■ **Written request**
Which lines include the word "Registration"? Copy each of them.

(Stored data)
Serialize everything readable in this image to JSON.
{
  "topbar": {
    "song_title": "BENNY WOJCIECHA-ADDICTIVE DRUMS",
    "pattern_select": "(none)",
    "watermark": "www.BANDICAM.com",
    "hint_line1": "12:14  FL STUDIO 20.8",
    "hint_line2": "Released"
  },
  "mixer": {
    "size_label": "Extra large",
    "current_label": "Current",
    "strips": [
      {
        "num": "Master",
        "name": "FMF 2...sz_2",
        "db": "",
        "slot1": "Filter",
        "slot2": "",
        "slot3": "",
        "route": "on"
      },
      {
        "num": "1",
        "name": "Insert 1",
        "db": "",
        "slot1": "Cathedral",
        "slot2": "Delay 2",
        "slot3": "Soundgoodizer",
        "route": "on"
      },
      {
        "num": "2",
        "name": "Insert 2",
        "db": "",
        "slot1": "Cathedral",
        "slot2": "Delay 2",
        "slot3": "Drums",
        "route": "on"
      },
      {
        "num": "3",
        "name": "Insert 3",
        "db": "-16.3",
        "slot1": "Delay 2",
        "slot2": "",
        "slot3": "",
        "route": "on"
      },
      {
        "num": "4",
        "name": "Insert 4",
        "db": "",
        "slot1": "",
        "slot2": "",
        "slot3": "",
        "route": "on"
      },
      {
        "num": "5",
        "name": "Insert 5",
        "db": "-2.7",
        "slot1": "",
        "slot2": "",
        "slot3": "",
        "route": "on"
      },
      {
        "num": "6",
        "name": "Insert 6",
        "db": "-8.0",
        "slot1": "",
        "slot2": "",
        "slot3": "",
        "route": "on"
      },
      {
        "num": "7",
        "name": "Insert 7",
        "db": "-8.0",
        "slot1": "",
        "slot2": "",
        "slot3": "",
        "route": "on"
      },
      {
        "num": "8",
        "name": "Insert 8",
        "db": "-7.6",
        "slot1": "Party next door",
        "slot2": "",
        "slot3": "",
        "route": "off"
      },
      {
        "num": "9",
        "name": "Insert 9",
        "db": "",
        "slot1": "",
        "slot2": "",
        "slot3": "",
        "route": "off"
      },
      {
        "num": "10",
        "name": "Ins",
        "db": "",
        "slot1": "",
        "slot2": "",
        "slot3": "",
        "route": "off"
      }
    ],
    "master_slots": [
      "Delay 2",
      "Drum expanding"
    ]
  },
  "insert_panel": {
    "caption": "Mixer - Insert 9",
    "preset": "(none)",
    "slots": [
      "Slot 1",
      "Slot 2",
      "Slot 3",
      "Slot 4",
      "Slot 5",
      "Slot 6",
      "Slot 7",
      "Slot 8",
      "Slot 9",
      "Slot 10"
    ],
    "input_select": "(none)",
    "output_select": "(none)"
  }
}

---

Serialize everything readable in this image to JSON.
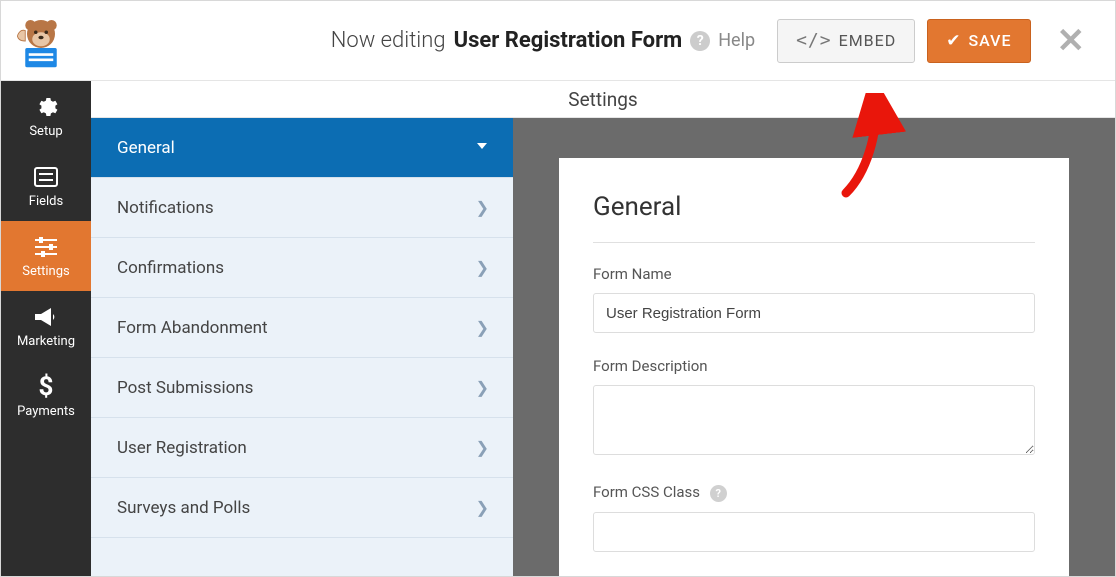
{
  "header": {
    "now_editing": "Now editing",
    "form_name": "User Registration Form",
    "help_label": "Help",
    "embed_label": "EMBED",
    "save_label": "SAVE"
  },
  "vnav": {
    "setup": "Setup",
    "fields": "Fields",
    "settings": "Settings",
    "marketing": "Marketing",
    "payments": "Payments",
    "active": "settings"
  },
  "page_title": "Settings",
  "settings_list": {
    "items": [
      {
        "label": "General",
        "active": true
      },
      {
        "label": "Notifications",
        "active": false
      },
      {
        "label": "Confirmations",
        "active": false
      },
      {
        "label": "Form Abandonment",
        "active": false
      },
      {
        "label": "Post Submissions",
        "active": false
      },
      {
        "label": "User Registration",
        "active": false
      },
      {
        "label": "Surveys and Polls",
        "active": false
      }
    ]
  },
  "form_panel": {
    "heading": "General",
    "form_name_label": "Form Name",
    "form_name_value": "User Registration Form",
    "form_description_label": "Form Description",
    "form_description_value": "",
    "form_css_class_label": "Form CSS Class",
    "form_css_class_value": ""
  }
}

■ **Exercise output**
    "form_name": "User Registration Form",
        "label": "User Registration",
    "form_name_value": "User Registration Form",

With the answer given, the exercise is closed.